◆ EXERCISE BRIEF
Rewrite every line of the material with "bar-group" changed to "bar-cluster" wherever it occurs, keeping everything else the same.

◆ ENTRIES
------------------------------
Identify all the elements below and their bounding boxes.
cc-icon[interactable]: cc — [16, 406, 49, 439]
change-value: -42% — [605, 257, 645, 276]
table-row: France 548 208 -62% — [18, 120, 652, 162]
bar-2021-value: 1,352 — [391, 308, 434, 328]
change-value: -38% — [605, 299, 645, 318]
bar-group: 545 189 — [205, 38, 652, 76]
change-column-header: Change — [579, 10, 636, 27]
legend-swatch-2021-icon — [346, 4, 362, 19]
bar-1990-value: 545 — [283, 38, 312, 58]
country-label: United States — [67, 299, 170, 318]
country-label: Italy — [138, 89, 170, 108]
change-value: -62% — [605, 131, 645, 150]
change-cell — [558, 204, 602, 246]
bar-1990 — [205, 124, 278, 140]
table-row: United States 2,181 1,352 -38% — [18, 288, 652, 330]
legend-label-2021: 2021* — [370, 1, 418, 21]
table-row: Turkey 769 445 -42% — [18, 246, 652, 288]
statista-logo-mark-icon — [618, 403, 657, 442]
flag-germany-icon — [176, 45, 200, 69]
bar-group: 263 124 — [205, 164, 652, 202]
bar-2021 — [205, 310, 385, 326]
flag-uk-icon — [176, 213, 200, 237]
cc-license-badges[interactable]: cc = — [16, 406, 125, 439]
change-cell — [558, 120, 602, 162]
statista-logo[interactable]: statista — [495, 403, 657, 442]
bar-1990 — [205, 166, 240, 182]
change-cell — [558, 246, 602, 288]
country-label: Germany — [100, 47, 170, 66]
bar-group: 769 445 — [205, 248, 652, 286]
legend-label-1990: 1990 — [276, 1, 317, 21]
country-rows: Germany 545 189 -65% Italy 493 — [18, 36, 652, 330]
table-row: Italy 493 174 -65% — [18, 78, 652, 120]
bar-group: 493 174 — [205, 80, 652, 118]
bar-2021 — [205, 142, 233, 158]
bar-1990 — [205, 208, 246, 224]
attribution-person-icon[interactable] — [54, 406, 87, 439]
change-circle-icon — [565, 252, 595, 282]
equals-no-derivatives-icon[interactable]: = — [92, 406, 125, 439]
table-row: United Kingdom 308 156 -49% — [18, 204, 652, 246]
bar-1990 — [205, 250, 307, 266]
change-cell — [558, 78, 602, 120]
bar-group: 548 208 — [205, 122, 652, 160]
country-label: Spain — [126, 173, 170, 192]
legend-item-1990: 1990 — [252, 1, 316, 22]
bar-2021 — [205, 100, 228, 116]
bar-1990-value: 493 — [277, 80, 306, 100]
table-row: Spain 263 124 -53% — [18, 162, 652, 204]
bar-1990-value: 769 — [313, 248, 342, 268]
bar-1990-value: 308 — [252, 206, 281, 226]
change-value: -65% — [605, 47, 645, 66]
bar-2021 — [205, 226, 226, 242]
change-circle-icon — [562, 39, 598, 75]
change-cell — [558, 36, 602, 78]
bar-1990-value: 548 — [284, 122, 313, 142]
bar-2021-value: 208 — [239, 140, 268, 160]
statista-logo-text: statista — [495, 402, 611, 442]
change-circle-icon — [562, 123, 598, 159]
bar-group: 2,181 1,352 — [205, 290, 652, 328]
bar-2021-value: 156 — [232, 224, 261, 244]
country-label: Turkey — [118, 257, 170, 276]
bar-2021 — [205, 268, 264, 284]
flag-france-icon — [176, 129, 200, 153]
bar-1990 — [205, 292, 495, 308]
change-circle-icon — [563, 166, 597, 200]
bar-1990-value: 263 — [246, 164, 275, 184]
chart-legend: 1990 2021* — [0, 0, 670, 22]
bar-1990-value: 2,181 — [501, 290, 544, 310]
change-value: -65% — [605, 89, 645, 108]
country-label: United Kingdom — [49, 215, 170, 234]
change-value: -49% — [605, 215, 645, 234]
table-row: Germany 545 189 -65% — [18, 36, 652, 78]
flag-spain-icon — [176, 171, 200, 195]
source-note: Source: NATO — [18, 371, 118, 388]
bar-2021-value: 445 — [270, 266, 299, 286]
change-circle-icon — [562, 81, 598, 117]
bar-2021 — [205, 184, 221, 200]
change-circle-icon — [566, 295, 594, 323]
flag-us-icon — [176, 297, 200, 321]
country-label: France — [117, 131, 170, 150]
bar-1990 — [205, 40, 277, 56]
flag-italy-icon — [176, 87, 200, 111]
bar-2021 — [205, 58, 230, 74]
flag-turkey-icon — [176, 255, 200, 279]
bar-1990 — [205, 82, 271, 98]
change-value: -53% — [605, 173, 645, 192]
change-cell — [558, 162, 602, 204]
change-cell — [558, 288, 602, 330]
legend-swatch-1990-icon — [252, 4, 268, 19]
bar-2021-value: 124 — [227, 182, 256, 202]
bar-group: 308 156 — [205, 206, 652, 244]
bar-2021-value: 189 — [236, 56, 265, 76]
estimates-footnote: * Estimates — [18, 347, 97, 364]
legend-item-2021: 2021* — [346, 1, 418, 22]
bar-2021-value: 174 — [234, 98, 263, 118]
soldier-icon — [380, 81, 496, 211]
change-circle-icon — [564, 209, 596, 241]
------------------------------
◆ OUTPUT OF THE TASK
Identify all the elements below and their bounding boxes.
cc-icon[interactable]: cc — [16, 406, 49, 439]
change-value: -42% — [605, 257, 645, 276]
table-row: France 548 208 -62% — [18, 120, 652, 162]
bar-2021-value: 1,352 — [391, 308, 434, 328]
change-value: -38% — [605, 299, 645, 318]
bar-cluster: 545 189 — [205, 38, 652, 76]
change-column-header: Change — [579, 10, 636, 27]
legend-swatch-2021-icon — [346, 4, 362, 19]
bar-1990-value: 545 — [283, 38, 312, 58]
country-label: United States — [67, 299, 170, 318]
country-label: Italy — [138, 89, 170, 108]
change-value: -62% — [605, 131, 645, 150]
change-cell — [558, 204, 602, 246]
bar-1990 — [205, 124, 278, 140]
table-row: United States 2,181 1,352 -38% — [18, 288, 652, 330]
legend-label-2021: 2021* — [370, 1, 418, 21]
table-row: Turkey 769 445 -42% — [18, 246, 652, 288]
statista-logo-mark-icon — [618, 403, 657, 442]
flag-germany-icon — [176, 45, 200, 69]
bar-cluster: 263 124 — [205, 164, 652, 202]
bar-2021 — [205, 310, 385, 326]
flag-uk-icon — [176, 213, 200, 237]
cc-license-badges[interactable]: cc = — [16, 406, 125, 439]
change-cell — [558, 120, 602, 162]
statista-logo[interactable]: statista — [495, 403, 657, 442]
bar-1990 — [205, 166, 240, 182]
change-cell — [558, 246, 602, 288]
country-label: Germany — [100, 47, 170, 66]
bar-cluster: 769 445 — [205, 248, 652, 286]
legend-label-1990: 1990 — [276, 1, 317, 21]
country-rows: Germany 545 189 -65% Italy 493 — [18, 36, 652, 330]
table-row: Italy 493 174 -65% — [18, 78, 652, 120]
bar-cluster: 493 174 — [205, 80, 652, 118]
bar-2021 — [205, 142, 233, 158]
bar-1990 — [205, 208, 246, 224]
attribution-person-icon[interactable] — [54, 406, 87, 439]
change-circle-icon — [565, 252, 595, 282]
equals-no-derivatives-icon[interactable]: = — [92, 406, 125, 439]
table-row: United Kingdom 308 156 -49% — [18, 204, 652, 246]
bar-1990 — [205, 250, 307, 266]
change-cell — [558, 78, 602, 120]
bar-cluster: 548 208 — [205, 122, 652, 160]
country-label: Spain — [126, 173, 170, 192]
legend-item-1990: 1990 — [252, 1, 316, 22]
bar-2021 — [205, 100, 228, 116]
bar-1990-value: 493 — [277, 80, 306, 100]
table-row: Spain 263 124 -53% — [18, 162, 652, 204]
bar-1990-value: 769 — [313, 248, 342, 268]
bar-1990-value: 308 — [252, 206, 281, 226]
change-value: -65% — [605, 47, 645, 66]
bar-2021 — [205, 226, 226, 242]
change-circle-icon — [562, 39, 598, 75]
change-cell — [558, 36, 602, 78]
bar-1990-value: 548 — [284, 122, 313, 142]
bar-2021-value: 208 — [239, 140, 268, 160]
statista-logo-text: statista — [495, 402, 611, 442]
change-circle-icon — [562, 123, 598, 159]
bar-cluster: 2,181 1,352 — [205, 290, 652, 328]
bar-2021-value: 156 — [232, 224, 261, 244]
country-label: Turkey — [118, 257, 170, 276]
bar-2021 — [205, 268, 264, 284]
flag-france-icon — [176, 129, 200, 153]
bar-1990 — [205, 292, 495, 308]
change-circle-icon — [563, 166, 597, 200]
bar-1990-value: 263 — [246, 164, 275, 184]
chart-legend: 1990 2021* — [0, 0, 670, 22]
bar-1990-value: 2,181 — [501, 290, 544, 310]
change-value: -65% — [605, 89, 645, 108]
country-label: United Kingdom — [49, 215, 170, 234]
change-value: -49% — [605, 215, 645, 234]
table-row: Germany 545 189 -65% — [18, 36, 652, 78]
flag-spain-icon — [176, 171, 200, 195]
source-note: Source: NATO — [18, 371, 118, 388]
bar-2021-value: 445 — [270, 266, 299, 286]
change-circle-icon — [562, 81, 598, 117]
bar-2021 — [205, 184, 221, 200]
change-circle-icon — [566, 295, 594, 323]
flag-us-icon — [176, 297, 200, 321]
country-label: France — [117, 131, 170, 150]
bar-1990 — [205, 40, 277, 56]
flag-italy-icon — [176, 87, 200, 111]
bar-2021 — [205, 58, 230, 74]
flag-turkey-icon — [176, 255, 200, 279]
bar-1990 — [205, 82, 271, 98]
change-value: -53% — [605, 173, 645, 192]
change-cell — [558, 162, 602, 204]
change-cell — [558, 288, 602, 330]
legend-swatch-1990-icon — [252, 4, 268, 19]
bar-2021-value: 124 — [227, 182, 256, 202]
bar-cluster: 308 156 — [205, 206, 652, 244]
bar-2021-value: 189 — [236, 56, 265, 76]
estimates-footnote: * Estimates — [18, 347, 97, 364]
legend-item-2021: 2021* — [346, 1, 418, 22]
bar-2021-value: 174 — [234, 98, 263, 118]
soldier-icon — [380, 81, 496, 211]
change-circle-icon — [564, 209, 596, 241]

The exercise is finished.